YOUR ASSIGNMENT
Character for character, transcribe the entries below, minus the images.

ENTRIES SHOWN
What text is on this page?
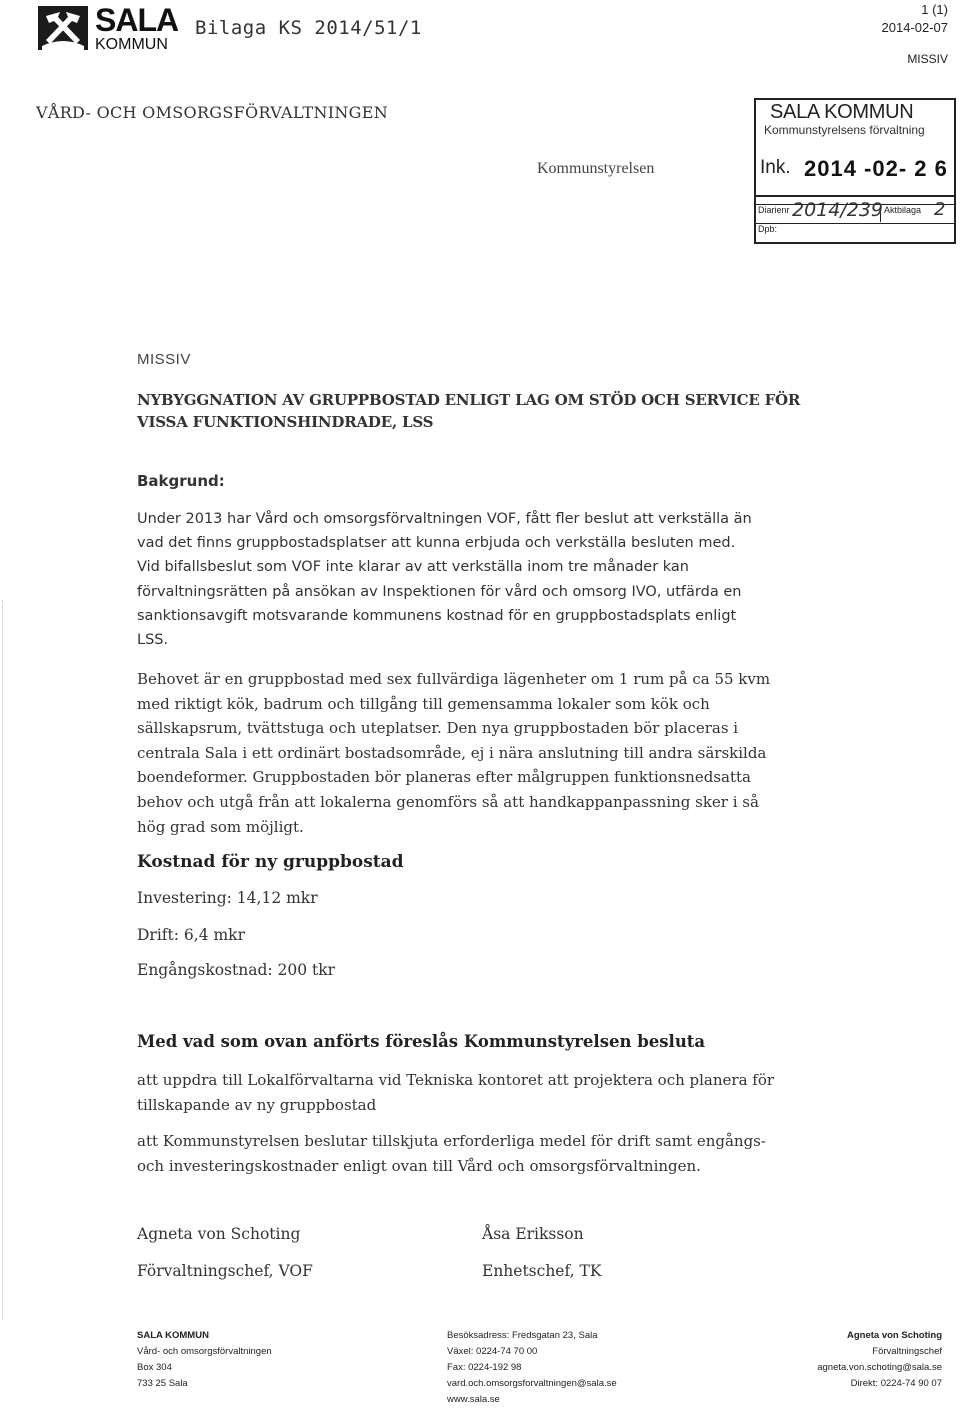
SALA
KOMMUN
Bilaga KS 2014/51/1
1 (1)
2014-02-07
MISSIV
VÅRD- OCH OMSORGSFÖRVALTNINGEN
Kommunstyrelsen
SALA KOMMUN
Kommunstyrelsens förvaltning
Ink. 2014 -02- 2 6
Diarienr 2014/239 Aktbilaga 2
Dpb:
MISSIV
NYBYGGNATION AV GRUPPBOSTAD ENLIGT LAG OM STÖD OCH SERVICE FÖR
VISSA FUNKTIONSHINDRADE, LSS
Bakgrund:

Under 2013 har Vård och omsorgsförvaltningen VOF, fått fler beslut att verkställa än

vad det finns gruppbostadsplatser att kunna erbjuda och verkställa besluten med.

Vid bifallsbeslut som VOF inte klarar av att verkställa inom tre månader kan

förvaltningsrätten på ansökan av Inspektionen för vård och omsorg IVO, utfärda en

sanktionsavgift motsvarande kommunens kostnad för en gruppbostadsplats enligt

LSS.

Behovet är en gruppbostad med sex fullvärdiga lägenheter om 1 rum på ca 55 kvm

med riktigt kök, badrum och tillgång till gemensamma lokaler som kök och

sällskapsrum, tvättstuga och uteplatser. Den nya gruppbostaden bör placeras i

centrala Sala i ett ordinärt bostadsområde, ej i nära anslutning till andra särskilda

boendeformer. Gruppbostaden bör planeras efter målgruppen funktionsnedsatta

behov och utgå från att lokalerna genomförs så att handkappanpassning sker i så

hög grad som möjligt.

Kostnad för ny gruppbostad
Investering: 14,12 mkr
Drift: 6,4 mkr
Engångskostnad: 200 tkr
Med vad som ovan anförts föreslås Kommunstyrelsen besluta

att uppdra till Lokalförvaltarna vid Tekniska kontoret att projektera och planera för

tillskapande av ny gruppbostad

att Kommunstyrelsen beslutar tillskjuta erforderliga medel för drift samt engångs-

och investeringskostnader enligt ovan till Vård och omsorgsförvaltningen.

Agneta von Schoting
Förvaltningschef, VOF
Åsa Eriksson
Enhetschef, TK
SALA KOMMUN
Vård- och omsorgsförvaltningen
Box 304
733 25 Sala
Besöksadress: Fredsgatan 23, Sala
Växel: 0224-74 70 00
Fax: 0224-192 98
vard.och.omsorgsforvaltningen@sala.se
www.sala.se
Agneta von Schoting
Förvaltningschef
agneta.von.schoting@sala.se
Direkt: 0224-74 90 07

ANSWER BOX
What text is on this page?
SALA
KOMMUN
Bilaga KS 2014/51/1
1 (1)
2014-02-07
MISSIV
VÅRD- OCH OMSORGSFÖRVALTNINGEN
Kommunstyrelsen
SALA KOMMUN
Kommunstyrelsens förvaltning
Ink. 2014 -02- 2 6
Diarienr 2014/239 Aktbilaga 2
Dpb:
MISSIV
NYBYGGNATION AV GRUPPBOSTAD ENLIGT LAG OM STÖD OCH SERVICE FÖR
VISSA FUNKTIONSHINDRADE, LSS
Bakgrund:

Under 2013 har Vård och omsorgsförvaltningen VOF, fått fler beslut att verkställa än

vad det finns gruppbostadsplatser att kunna erbjuda och verkställa besluten med.

Vid bifallsbeslut som VOF inte klarar av att verkställa inom tre månader kan

förvaltningsrätten på ansökan av Inspektionen för vård och omsorg IVO, utfärda en

sanktionsavgift motsvarande kommunens kostnad för en gruppbostadsplats enligt

LSS.

Behovet är en gruppbostad med sex fullvärdiga lägenheter om 1 rum på ca 55 kvm

med riktigt kök, badrum och tillgång till gemensamma lokaler som kök och

sällskapsrum, tvättstuga och uteplatser. Den nya gruppbostaden bör placeras i

centrala Sala i ett ordinärt bostadsområde, ej i nära anslutning till andra särskilda

boendeformer. Gruppbostaden bör planeras efter målgruppen funktionsnedsatta

behov och utgå från att lokalerna genomförs så att handkappanpassning sker i så

hög grad som möjligt.

Kostnad för ny gruppbostad
Investering: 14,12 mkr
Drift: 6,4 mkr
Engångskostnad: 200 tkr
Med vad som ovan anförts föreslås Kommunstyrelsen besluta

att uppdra till Lokalförvaltarna vid Tekniska kontoret att projektera och planera för

tillskapande av ny gruppbostad

att Kommunstyrelsen beslutar tillskjuta erforderliga medel för drift samt engångs-

och investeringskostnader enligt ovan till Vård och omsorgsförvaltningen.

Agneta von Schoting
Förvaltningschef, VOF
Åsa Eriksson
Enhetschef, TK
SALA KOMMUN
Vård- och omsorgsförvaltningen
Box 304
733 25 Sala
Besöksadress: Fredsgatan 23, Sala
Växel: 0224-74 70 00
Fax: 0224-192 98
vard.och.omsorgsforvaltningen@sala.se
www.sala.se
Agneta von Schoting
Förvaltningschef
agneta.von.schoting@sala.se
Direkt: 0224-74 90 07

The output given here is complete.